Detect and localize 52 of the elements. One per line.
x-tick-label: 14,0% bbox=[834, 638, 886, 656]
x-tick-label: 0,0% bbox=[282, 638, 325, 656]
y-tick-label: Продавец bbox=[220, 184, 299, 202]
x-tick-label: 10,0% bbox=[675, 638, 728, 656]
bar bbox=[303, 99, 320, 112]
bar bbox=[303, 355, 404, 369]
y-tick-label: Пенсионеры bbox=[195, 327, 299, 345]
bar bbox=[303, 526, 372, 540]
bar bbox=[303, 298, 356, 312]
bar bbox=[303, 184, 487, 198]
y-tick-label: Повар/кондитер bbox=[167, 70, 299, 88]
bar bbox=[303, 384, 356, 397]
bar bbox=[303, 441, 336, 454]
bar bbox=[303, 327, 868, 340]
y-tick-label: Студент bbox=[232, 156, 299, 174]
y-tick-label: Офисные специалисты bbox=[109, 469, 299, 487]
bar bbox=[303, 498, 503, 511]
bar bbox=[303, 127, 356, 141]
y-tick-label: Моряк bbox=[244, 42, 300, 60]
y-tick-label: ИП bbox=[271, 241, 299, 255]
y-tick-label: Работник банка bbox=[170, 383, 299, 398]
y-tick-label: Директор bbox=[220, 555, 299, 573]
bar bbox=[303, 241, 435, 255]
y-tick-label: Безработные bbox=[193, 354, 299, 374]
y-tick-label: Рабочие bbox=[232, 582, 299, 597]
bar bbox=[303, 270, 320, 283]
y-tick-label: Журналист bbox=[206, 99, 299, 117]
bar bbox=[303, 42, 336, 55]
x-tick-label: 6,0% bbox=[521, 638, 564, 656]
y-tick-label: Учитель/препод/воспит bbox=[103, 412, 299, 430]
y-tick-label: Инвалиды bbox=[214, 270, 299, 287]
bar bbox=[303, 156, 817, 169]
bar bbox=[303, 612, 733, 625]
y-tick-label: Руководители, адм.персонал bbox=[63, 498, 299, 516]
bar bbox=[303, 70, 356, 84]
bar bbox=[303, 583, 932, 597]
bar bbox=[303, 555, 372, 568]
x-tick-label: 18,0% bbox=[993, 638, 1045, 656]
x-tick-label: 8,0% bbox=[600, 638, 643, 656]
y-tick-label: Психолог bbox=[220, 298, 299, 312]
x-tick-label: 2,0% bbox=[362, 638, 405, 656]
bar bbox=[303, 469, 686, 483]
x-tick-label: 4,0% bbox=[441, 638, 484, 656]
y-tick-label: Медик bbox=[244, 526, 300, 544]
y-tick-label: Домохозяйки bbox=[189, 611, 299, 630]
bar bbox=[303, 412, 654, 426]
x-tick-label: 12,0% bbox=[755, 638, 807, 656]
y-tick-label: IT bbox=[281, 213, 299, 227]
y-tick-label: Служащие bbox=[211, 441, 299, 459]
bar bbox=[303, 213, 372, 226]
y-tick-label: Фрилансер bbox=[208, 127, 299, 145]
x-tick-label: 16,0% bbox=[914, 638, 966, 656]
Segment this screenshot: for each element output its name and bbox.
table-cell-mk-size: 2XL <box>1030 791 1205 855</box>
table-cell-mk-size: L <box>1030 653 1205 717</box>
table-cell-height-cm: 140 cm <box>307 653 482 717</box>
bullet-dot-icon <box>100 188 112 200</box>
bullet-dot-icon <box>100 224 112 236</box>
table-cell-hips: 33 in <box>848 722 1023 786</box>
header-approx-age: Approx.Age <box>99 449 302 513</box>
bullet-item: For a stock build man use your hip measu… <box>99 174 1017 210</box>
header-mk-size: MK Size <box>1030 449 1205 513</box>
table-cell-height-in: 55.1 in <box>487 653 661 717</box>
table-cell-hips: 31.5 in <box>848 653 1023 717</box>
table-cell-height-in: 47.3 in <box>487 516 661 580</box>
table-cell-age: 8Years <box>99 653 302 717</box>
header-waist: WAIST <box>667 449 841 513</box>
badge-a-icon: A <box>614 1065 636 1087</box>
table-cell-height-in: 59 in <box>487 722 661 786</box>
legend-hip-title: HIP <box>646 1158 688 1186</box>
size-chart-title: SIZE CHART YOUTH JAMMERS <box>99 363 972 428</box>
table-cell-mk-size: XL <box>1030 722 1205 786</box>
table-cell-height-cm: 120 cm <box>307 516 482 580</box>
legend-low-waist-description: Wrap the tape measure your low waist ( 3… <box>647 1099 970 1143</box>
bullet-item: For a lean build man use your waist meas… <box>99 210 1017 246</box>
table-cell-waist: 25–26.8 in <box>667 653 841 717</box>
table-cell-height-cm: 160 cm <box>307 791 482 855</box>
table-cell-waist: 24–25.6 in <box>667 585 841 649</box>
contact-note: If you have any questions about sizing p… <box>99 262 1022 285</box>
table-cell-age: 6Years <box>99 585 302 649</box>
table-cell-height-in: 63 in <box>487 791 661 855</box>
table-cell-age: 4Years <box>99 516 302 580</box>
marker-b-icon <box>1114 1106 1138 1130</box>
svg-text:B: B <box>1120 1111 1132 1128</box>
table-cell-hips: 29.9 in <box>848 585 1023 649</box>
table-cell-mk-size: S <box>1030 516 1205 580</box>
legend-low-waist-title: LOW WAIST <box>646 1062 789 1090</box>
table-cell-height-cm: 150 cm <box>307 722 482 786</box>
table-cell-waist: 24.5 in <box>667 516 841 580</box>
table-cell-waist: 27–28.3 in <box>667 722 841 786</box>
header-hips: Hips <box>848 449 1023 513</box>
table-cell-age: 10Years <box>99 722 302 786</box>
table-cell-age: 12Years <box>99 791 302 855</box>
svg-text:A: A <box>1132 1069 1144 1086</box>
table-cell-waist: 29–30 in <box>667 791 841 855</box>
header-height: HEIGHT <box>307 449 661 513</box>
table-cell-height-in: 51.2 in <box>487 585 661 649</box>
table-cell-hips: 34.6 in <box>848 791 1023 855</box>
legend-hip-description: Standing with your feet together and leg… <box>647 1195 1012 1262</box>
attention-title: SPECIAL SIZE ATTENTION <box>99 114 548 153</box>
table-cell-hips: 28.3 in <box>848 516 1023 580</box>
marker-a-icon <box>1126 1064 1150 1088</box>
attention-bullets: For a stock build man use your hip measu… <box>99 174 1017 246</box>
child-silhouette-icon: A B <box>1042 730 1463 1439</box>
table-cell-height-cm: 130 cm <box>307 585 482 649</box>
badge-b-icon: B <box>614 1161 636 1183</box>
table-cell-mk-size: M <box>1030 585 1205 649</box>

_ _ _

#### [Task to complete]
Copy the material above word for word, from its first line through the line containing "x-tick-label: 12,0% bbox=[755, 638, 807, 656]", inclusive.

#### [Result of the task]
Detect and localize 52 of the elements. One per line.
x-tick-label: 14,0% bbox=[834, 638, 886, 656]
x-tick-label: 0,0% bbox=[282, 638, 325, 656]
y-tick-label: Продавец bbox=[220, 184, 299, 202]
x-tick-label: 10,0% bbox=[675, 638, 728, 656]
bar bbox=[303, 99, 320, 112]
bar bbox=[303, 355, 404, 369]
y-tick-label: Пенсионеры bbox=[195, 327, 299, 345]
bar bbox=[303, 526, 372, 540]
bar bbox=[303, 298, 356, 312]
bar bbox=[303, 184, 487, 198]
y-tick-label: Повар/кондитер bbox=[167, 70, 299, 88]
bar bbox=[303, 384, 356, 397]
bar bbox=[303, 441, 336, 454]
bar bbox=[303, 327, 868, 340]
y-tick-label: Студент bbox=[232, 156, 299, 174]
y-tick-label: Офисные специалисты bbox=[109, 469, 299, 487]
bar bbox=[303, 498, 503, 511]
bar bbox=[303, 127, 356, 141]
y-tick-label: Моряк bbox=[244, 42, 300, 60]
y-tick-label: ИП bbox=[271, 241, 299, 255]
y-tick-label: Работник банка bbox=[170, 383, 299, 398]
y-tick-label: Директор bbox=[220, 555, 299, 573]
bar bbox=[303, 241, 435, 255]
y-tick-label: Безработные bbox=[193, 354, 299, 374]
y-tick-label: Рабочие bbox=[232, 582, 299, 597]
bar bbox=[303, 270, 320, 283]
y-tick-label: Журналист bbox=[206, 99, 299, 117]
bar bbox=[303, 42, 336, 55]
x-tick-label: 6,0% bbox=[521, 638, 564, 656]
y-tick-label: Учитель/препод/воспит bbox=[103, 412, 299, 430]
y-tick-label: Инвалиды bbox=[214, 270, 299, 287]
bar bbox=[303, 156, 817, 169]
bar bbox=[303, 612, 733, 625]
y-tick-label: Руководители, адм.персонал bbox=[63, 498, 299, 516]
bar bbox=[303, 70, 356, 84]
bar bbox=[303, 583, 932, 597]
bar bbox=[303, 555, 372, 568]
x-tick-label: 18,0% bbox=[993, 638, 1045, 656]
x-tick-label: 8,0% bbox=[600, 638, 643, 656]
y-tick-label: Психолог bbox=[220, 298, 299, 312]
x-tick-label: 2,0% bbox=[362, 638, 405, 656]
bar bbox=[303, 469, 686, 483]
x-tick-label: 4,0% bbox=[441, 638, 484, 656]
y-tick-label: Медик bbox=[244, 526, 300, 544]
y-tick-label: Домохозяйки bbox=[189, 611, 299, 630]
bar bbox=[303, 412, 654, 426]
x-tick-label: 12,0% bbox=[755, 638, 807, 656]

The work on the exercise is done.